> [Requirements]: Count every line in the entries that contains "average". Report that count alone.

> [Record set]:

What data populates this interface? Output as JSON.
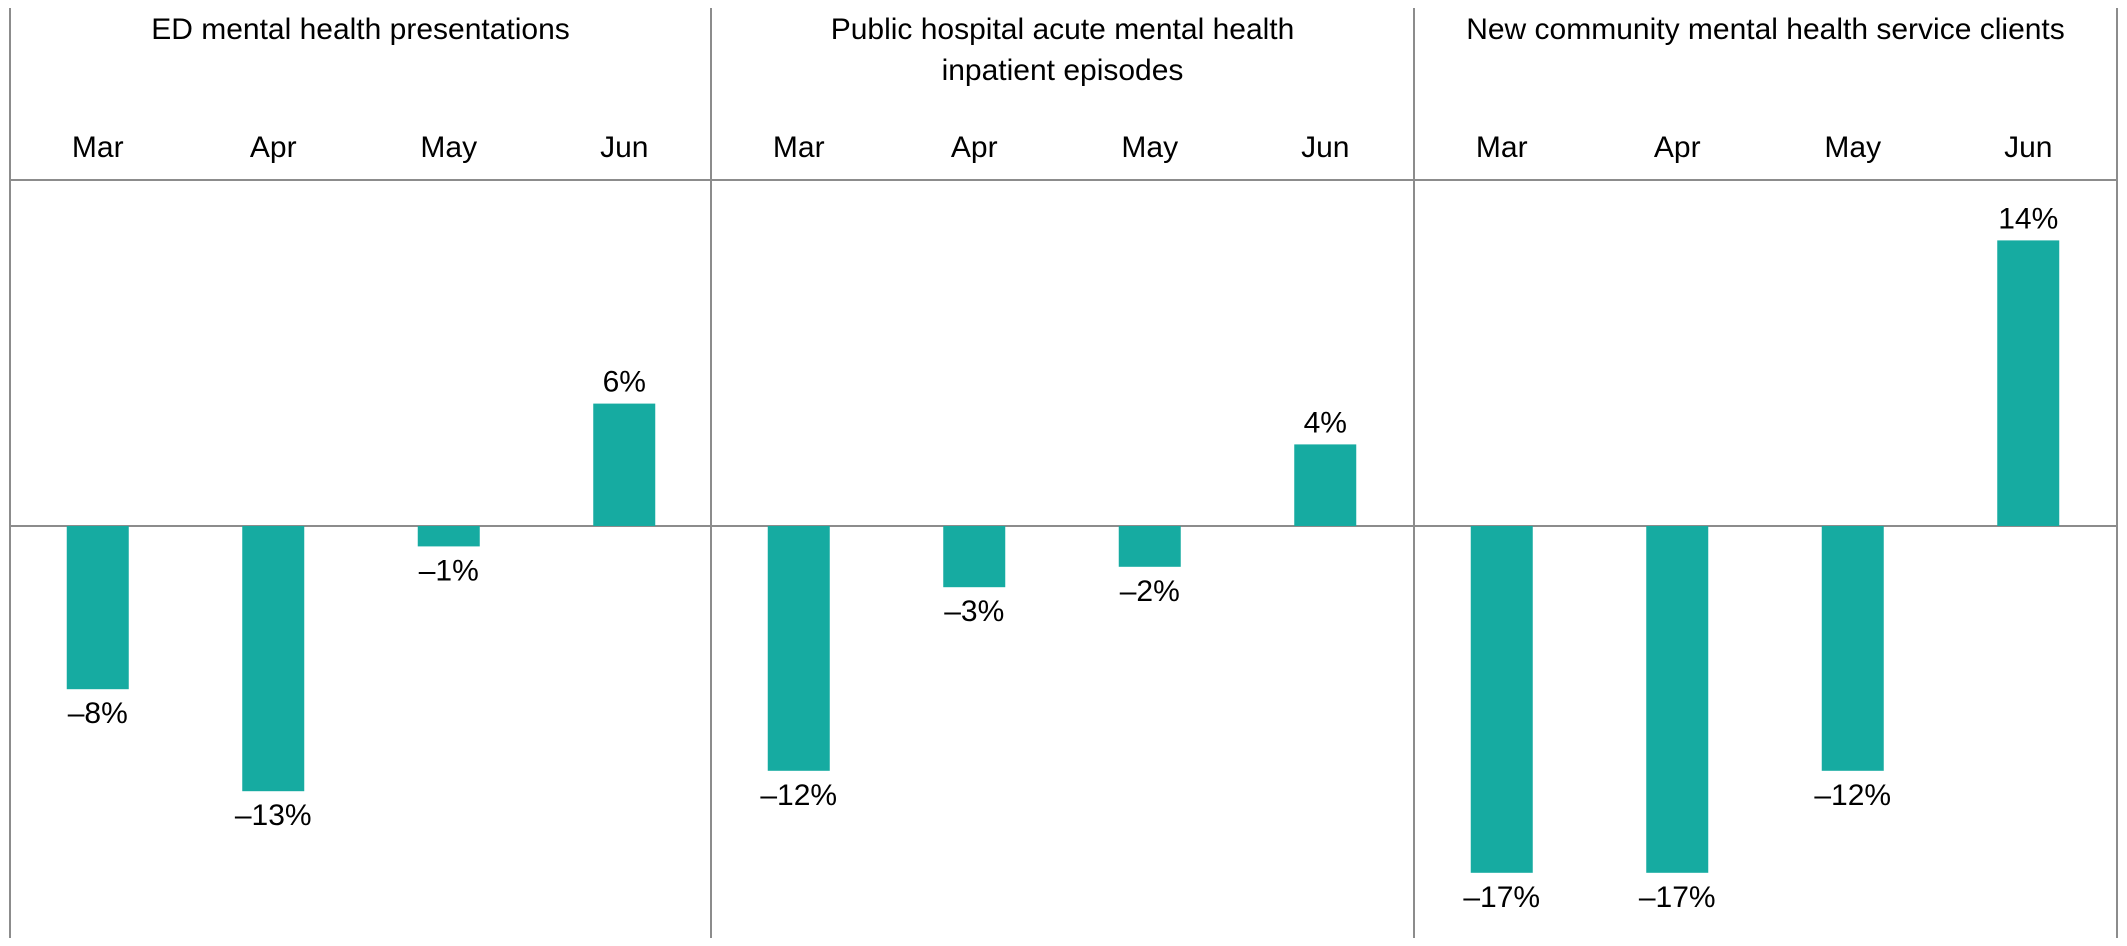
{
  "chart_data": [
    {
      "type": "bar",
      "title": "ED mental health presentations",
      "categories": [
        "Mar",
        "Apr",
        "May",
        "Jun"
      ],
      "values": [
        -8,
        -13,
        -1,
        6
      ],
      "value_labels": [
        "–8%",
        "–13%",
        "–1%",
        "6%"
      ],
      "ylim": [
        -20,
        17
      ],
      "grid": false
    },
    {
      "type": "bar",
      "title": "Public hospital acute mental health inpatient episodes",
      "title_lines": [
        "Public hospital acute mental health",
        "inpatient episodes"
      ],
      "categories": [
        "Mar",
        "Apr",
        "May",
        "Jun"
      ],
      "values": [
        -12,
        -3,
        -2,
        4
      ],
      "value_labels": [
        "–12%",
        "–3%",
        "–2%",
        "4%"
      ],
      "ylim": [
        -20,
        17
      ],
      "grid": false
    },
    {
      "type": "bar",
      "title": "New community mental health service clients",
      "categories": [
        "Mar",
        "Apr",
        "May",
        "Jun"
      ],
      "values": [
        -17,
        -17,
        -12,
        14
      ],
      "value_labels": [
        "–17%",
        "–17%",
        "–12%",
        "14%"
      ],
      "ylim": [
        -20,
        17
      ],
      "grid": false
    }
  ],
  "colors": {
    "bar": "#16ABA1",
    "line": "#8C8C8C",
    "text": "#000000"
  }
}
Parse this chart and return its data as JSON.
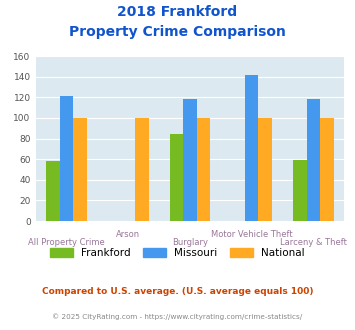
{
  "title_line1": "2018 Frankford",
  "title_line2": "Property Crime Comparison",
  "categories": [
    "All Property Crime",
    "Arson",
    "Burglary",
    "Motor Vehicle Theft",
    "Larceny & Theft"
  ],
  "series": {
    "Frankford": [
      58,
      0,
      84,
      0,
      59
    ],
    "Missouri": [
      121,
      0,
      118,
      142,
      118
    ],
    "National": [
      100,
      100,
      100,
      100,
      100
    ]
  },
  "colors": {
    "Frankford": "#77bb22",
    "Missouri": "#4499ee",
    "National": "#ffaa22"
  },
  "ylim": [
    0,
    160
  ],
  "yticks": [
    0,
    20,
    40,
    60,
    80,
    100,
    120,
    140,
    160
  ],
  "background_color": "#dce9f0",
  "title_color": "#1155cc",
  "xlabel_color_even": "#997799",
  "xlabel_color_odd": "#997799",
  "footnote1": "Compared to U.S. average. (U.S. average equals 100)",
  "footnote2": "© 2025 CityRating.com - https://www.cityrating.com/crime-statistics/",
  "footnote1_color": "#cc4400",
  "footnote2_color": "#888888",
  "footnote2_url_color": "#4488cc"
}
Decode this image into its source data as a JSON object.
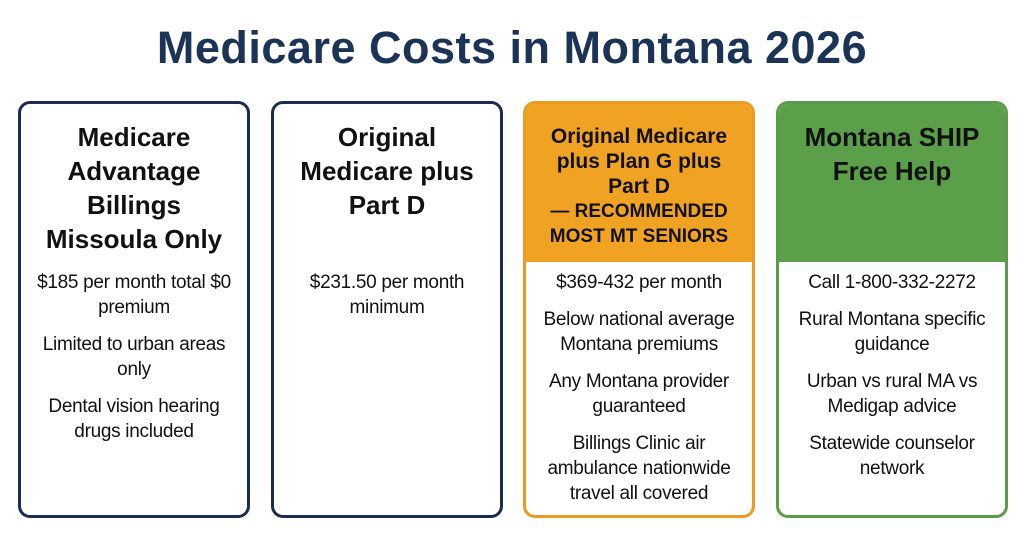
{
  "title": "Medicare Costs in Montana 2026",
  "cards": [
    {
      "heading": "Medicare Advantage Billings Missoula Only",
      "items": [
        "$185 per month total $0 premium",
        "Limited to urban areas only",
        "Dental vision hearing drugs included"
      ]
    },
    {
      "heading": "Original Medicare plus Part D",
      "items": [
        "$231.50 per month minimum"
      ]
    },
    {
      "heading": "Original Medicare plus Plan G plus Part D",
      "note": "— RECOMMENDED MOST MT SENIORS",
      "items": [
        "$369-432 per month",
        "Below national average Montana premiums",
        "Any Montana provider guaranteed",
        "Billings Clinic air ambulance nationwide travel all covered"
      ]
    },
    {
      "heading": "Montana SHIP Free Help",
      "items": [
        "Call 1-800-332-2272",
        "Rural Montana specific guidance",
        "Urban vs rural MA vs Medigap advice",
        "Statewide counselor network"
      ]
    }
  ]
}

> [Answer]: 2